Excerpted passage.
--------------------------------------------------

I have now reached an epic tipping point: I have been pastoring for more years than I did not pastor. We started Cornerstone Baptist Church when I was twentyseven, and as I write this, I have this day been pastoring it for twenty-eight years.
I did not drink coffee when I started; now I do. Not much, mind you, but I am now up to three or four cups a week. I do not particularly care for it, but it does give me a muchneeded energy boost midway through an afternoon.
Pastoring is not for everyone. Unless God calls you to it, definitely do not do it. Among pastors, though, staying in one place for a very long time also seems to not be for everyone, though I rather suspect it should be for far more than actually do it. All that said, for any young pastors who desire to dig in and stay and see God do a great work over the long haul, I can, by this point, offer some helpful suggestions. This will not be exhaustive; it would take an encyclopedia-size writing for that. These are just a few things off the top of my now slightly graying head.
First off, make sure your wife is absolutely onboard before you ever go into the ministry at all. Trying to be a minister while married to a lady who does not wish to be a minister’s wife is, to be blunt, stupid, and a disaster waiting to happen. I could not have made it through the first year without Dana, let alone through twenty-eight years.
In that same vein, if you intend to make it a very long time in one place in the ministry, make sure that your wife and any children are always your first ministry and highest human priority. If you resign from your church, you will be replaced in a matter of weeks, just like in any other job situation. But if you lose your family, neither they nor you will ever truly get over it. So never let them feel for even a moment as if they are having to survive on whatever scraps of your time and attention are left over after all of your parishioners have gotten the best of you. Does that sound counterintuitive? I mean, we are talking about longevity in one place in ministry. But think about it; shattered families are the number one reason for people losing their ministries, and the devil knows that and will attack accordingly. So my advice stands: if you intend to make it a very long time in one place in the ministry, make sure that your wife and any children are always your first ministry and highest human priority.
You should also be very wise financially. We started a church, which means that we did without a lot, and for a very long time. And yet, God let us be very wise with our finances and let me develop ways to earn extra money, money which we saved and invested carefully. Our church is now fairly sizeable and able to take care of us pretty well, but over the course of these twenty-eight years up until the last few, there were quite a few times when I would have had no choice but to go elsewhere if not for that. Thankfully, during those times, we were able to keep plowing here because we could afford to do so.

--------------------------------------------------

Tasks and exercises.
1. In the essay on pastoring, how many cups of coffee a week does the writer now drink?
2. Reproduce the part of the essay on pastoring that begins at the words "You should also" and stops after "afford to do so.".
Rely only on the essay on pastoring for everything here.

--------------------------------------------------

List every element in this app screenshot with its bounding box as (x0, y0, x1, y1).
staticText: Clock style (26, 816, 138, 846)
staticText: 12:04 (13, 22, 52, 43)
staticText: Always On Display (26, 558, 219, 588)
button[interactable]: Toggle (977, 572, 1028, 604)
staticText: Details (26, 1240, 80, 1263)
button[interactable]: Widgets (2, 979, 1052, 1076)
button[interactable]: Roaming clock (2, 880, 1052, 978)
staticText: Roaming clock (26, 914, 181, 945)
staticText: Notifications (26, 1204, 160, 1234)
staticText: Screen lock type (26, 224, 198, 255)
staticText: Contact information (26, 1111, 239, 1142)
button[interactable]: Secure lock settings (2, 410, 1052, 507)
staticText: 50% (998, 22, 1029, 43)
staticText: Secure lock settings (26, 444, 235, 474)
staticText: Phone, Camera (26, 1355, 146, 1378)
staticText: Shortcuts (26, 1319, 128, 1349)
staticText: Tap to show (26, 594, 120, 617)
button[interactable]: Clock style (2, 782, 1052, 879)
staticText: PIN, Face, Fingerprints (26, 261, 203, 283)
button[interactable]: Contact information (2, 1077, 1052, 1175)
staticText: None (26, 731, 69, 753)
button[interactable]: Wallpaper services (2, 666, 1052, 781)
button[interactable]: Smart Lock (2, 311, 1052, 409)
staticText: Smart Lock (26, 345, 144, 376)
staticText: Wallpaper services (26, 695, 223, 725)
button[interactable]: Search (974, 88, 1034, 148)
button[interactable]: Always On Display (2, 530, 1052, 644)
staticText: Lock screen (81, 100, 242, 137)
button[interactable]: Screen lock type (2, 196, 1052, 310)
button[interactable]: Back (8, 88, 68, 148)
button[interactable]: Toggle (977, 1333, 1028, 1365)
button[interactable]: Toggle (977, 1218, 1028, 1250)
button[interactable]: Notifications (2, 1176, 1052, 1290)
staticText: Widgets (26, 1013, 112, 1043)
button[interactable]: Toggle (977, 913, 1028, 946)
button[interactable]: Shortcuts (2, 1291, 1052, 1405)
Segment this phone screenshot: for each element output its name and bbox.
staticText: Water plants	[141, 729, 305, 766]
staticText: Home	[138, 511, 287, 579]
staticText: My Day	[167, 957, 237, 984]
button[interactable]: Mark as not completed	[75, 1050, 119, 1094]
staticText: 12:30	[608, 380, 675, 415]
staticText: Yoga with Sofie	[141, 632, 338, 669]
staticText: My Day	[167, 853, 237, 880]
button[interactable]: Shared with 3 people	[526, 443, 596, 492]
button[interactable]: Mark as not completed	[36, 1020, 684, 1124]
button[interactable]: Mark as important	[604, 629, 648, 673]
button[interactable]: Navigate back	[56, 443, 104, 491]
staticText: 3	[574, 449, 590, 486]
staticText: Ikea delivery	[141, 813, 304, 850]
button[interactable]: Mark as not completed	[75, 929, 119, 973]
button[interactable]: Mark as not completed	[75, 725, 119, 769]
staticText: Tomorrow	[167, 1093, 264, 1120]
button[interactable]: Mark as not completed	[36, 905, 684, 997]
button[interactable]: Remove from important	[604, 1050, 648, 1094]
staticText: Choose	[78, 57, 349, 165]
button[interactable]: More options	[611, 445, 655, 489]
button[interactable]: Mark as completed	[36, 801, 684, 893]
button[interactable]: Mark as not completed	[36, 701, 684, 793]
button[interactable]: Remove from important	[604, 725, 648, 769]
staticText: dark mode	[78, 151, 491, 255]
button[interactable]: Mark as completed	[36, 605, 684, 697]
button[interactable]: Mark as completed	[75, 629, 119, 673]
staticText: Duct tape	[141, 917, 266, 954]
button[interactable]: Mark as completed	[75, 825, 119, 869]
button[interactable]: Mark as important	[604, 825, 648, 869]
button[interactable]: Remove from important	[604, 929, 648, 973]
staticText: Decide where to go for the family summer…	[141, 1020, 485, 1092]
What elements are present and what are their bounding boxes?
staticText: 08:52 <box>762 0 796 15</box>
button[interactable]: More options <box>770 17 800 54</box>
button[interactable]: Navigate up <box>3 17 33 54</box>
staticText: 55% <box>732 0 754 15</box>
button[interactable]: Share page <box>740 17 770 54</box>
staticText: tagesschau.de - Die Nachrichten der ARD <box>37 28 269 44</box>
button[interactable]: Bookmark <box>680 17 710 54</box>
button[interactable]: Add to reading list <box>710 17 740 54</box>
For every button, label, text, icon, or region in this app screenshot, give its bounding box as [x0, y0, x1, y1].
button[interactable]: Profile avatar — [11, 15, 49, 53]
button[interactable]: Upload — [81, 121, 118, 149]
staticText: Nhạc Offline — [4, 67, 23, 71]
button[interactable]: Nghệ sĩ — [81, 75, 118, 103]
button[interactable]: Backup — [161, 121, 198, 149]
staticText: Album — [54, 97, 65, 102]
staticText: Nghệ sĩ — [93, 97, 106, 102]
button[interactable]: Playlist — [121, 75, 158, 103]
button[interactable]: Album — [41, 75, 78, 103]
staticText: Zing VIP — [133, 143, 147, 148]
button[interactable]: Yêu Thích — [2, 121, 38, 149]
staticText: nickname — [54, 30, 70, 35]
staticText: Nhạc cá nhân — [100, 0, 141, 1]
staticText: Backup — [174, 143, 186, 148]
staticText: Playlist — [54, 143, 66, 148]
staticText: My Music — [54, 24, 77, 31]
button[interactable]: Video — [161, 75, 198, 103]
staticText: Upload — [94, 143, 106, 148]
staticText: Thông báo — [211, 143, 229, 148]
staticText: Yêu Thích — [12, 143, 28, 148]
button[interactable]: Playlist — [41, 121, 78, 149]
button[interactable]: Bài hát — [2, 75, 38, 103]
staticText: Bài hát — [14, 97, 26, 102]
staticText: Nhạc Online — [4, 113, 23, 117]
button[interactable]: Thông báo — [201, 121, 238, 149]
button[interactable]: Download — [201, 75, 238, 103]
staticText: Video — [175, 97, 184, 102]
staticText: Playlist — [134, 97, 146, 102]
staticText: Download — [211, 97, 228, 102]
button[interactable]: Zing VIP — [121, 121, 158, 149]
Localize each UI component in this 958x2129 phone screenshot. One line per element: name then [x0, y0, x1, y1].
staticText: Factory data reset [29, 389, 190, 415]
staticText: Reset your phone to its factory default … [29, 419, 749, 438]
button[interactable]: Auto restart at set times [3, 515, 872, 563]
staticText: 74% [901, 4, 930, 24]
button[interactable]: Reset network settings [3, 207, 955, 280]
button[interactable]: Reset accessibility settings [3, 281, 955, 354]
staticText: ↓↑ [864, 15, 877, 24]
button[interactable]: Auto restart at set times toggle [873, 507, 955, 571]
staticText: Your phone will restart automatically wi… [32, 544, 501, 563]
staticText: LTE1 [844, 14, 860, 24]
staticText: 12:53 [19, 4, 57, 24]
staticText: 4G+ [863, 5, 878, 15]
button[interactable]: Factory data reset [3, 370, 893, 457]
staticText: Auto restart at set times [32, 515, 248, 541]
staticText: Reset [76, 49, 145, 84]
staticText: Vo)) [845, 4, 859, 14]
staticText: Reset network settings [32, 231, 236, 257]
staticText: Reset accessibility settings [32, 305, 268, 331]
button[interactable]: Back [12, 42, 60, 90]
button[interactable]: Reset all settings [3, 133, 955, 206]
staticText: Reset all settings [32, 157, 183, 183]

--------------------------------------------------

Exercise answers.
1. Three or four cups a week.

2.
You should also be very wise financially. We started a church, which means that we did without a lot, and for a very long time. And yet, God let us be very wise with our finances and let me develop ways to earn extra money, money which we saved and invested carefully. Our church is now fairly sizeable and able to take care of us pretty well, but over the course of these twenty-eight years up until the last few, there were quite a few times when I would have had no choice but to go elsewhere if not for that. Thankfully, during those times, we were able to keep plowing here because we could afford to do so.